Return the data below, unchanged.

Records provided section start

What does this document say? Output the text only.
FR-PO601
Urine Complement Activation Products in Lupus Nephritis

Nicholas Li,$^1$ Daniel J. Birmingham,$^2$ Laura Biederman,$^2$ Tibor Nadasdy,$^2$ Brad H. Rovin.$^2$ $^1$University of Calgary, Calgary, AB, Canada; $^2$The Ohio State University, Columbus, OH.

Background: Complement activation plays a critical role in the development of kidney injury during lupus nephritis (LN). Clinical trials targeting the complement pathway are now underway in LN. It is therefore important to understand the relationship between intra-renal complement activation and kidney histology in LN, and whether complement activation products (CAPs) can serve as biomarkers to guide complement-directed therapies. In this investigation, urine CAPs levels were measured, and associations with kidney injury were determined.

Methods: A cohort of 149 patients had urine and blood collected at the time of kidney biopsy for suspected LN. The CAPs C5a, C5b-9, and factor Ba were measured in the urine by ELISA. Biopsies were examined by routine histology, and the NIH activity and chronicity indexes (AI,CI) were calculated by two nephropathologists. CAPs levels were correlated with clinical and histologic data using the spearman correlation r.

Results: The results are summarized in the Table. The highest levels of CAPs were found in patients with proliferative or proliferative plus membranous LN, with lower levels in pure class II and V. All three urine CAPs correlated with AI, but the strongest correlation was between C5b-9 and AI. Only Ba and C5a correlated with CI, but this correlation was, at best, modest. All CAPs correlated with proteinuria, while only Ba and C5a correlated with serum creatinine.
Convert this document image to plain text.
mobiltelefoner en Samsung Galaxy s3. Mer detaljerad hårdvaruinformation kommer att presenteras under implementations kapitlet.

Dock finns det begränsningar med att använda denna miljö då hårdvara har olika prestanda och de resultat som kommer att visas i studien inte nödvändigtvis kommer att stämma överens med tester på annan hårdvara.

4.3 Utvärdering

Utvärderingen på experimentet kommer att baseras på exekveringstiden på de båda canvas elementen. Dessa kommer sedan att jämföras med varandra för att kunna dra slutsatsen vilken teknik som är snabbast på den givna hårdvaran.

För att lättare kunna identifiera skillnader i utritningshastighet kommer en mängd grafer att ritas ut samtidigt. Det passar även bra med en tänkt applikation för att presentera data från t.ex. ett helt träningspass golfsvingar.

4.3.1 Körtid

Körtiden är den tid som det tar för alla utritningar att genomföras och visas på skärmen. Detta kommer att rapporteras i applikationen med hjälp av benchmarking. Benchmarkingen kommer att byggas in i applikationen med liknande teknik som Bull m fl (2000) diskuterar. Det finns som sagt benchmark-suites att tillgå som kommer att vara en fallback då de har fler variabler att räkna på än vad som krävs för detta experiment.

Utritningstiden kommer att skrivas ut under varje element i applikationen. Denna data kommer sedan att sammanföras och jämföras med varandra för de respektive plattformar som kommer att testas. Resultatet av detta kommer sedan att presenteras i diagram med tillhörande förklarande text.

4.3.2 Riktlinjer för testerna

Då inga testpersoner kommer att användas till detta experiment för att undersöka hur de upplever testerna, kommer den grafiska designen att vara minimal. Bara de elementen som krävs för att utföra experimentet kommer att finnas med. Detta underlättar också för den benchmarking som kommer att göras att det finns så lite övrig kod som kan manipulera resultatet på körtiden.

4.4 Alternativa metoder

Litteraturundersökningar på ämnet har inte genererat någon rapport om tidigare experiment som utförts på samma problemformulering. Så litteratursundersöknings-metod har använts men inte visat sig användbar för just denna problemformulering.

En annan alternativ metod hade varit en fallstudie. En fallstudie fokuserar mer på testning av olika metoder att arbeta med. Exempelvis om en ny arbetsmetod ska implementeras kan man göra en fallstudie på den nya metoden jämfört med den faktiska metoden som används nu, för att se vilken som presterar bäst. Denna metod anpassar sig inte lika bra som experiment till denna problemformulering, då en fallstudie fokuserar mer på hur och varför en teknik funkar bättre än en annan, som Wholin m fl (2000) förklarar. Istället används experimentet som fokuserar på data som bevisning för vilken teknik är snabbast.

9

Records provided section end

Written solution:
What does this document say? Output the text only.
FR-PO601
Urine Complement Activation Products in Lupus Nephritis

Nicholas Li,$^1$ Daniel J. Birmingham,$^2$ Laura Biederman,$^2$ Tibor Nadasdy,$^2$ Brad H. Rovin.$^2$ $^1$University of Calgary, Calgary, AB, Canada; $^2$The Ohio State University, Columbus, OH.

Background: Complement activation plays a critical role in the development of kidney injury during lupus nephritis (LN). Clinical trials targeting the complement pathway are now underway in LN. It is therefore important to understand the relationship between intra-renal complement activation and kidney histology in LN, and whether complement activation products (CAPs) can serve as biomarkers to guide complement-directed therapies. In this investigation, urine CAPs levels were measured, and associations with kidney injury were determined.

Methods: A cohort of 149 patients had urine and blood collected at the time of kidney biopsy for suspected LN. The CAPs C5a, C5b-9, and factor Ba were measured in the urine by ELISA. Biopsies were examined by routine histology, and the NIH activity and chronicity indexes (AI,CI) were calculated by two nephropathologists. CAPs levels were correlated with clinical and histologic data using the spearman correlation r.

Results: The results are summarized in the Table. The highest levels of CAPs were found in patients with proliferative or proliferative plus membranous LN, with lower levels in pure class II and V. All three urine CAPs correlated with AI, but the strongest correlation was between C5b-9 and AI. Only Ba and C5a correlated with CI, but this correlation was, at best, modest. All CAPs correlated with proteinuria, while only Ba and C5a correlated with serum creatinine.
Convert this document image to plain text.
mobiltelefoner en Samsung Galaxy s3. Mer detaljerad hårdvaruinformation kommer att presenteras under implementations kapitlet.

Dock finns det begränsningar med att använda denna miljö då hårdvara har olika prestanda och de resultat som kommer att visas i studien inte nödvändigtvis kommer att stämma överens med tester på annan hårdvara.

4.3 Utvärdering

Utvärderingen på experimentet kommer att baseras på exekveringstiden på de båda canvas elementen. Dessa kommer sedan att jämföras med varandra för att kunna dra slutsatsen vilken teknik som är snabbast på den givna hårdvaran.

För att lättare kunna identifiera skillnader i utritningshastighet kommer en mängd grafer att ritas ut samtidigt. Det passar även bra med en tänkt applikation för att presentera data från t.ex. ett helt träningspass golfsvingar.

4.3.1 Körtid

Körtiden är den tid som det tar för alla utritningar att genomföras och visas på skärmen. Detta kommer att rapporteras i applikationen med hjälp av benchmarking. Benchmarkingen kommer att byggas in i applikationen med liknande teknik som Bull m fl (2000) diskuterar. Det finns som sagt benchmark-suites att tillgå som kommer att vara en fallback då de har fler variabler att räkna på än vad som krävs för detta experiment.

Utritningstiden kommer att skrivas ut under varje element i applikationen. Denna data kommer sedan att sammanföras och jämföras med varandra för de respektive plattformar som kommer att testas. Resultatet av detta kommer sedan att presenteras i diagram med tillhörande förklarande text.

4.3.2 Riktlinjer för testerna

Då inga testpersoner kommer att användas till detta experiment för att undersöka hur de upplever testerna, kommer den grafiska designen att vara minimal. Bara de elementen som krävs för att utföra experimentet kommer att finnas med. Detta underlättar också för den benchmarking som kommer att göras att det finns så lite övrig kod som kan manipulera resultatet på körtiden.

4.4 Alternativa metoder

Litteraturundersökningar på ämnet har inte genererat någon rapport om tidigare experiment som utförts på samma problemformulering. Så litteratursundersöknings-metod har använts men inte visat sig användbar för just denna problemformulering.

En annan alternativ metod hade varit en fallstudie. En fallstudie fokuserar mer på testning av olika metoder att arbeta med. Exempelvis om en ny arbetsmetod ska implementeras kan man göra en fallstudie på den nya metoden jämfört med den faktiska metoden som används nu, för att se vilken som presterar bäst. Denna metod anpassar sig inte lika bra som experiment till denna problemformulering, då en fallstudie fokuserar mer på hur och varför en teknik funkar bättre än en annan, som Wholin m fl (2000) förklarar. Istället används experimentet som fokuserar på data som bevisning för vilken teknik är snabbast.

9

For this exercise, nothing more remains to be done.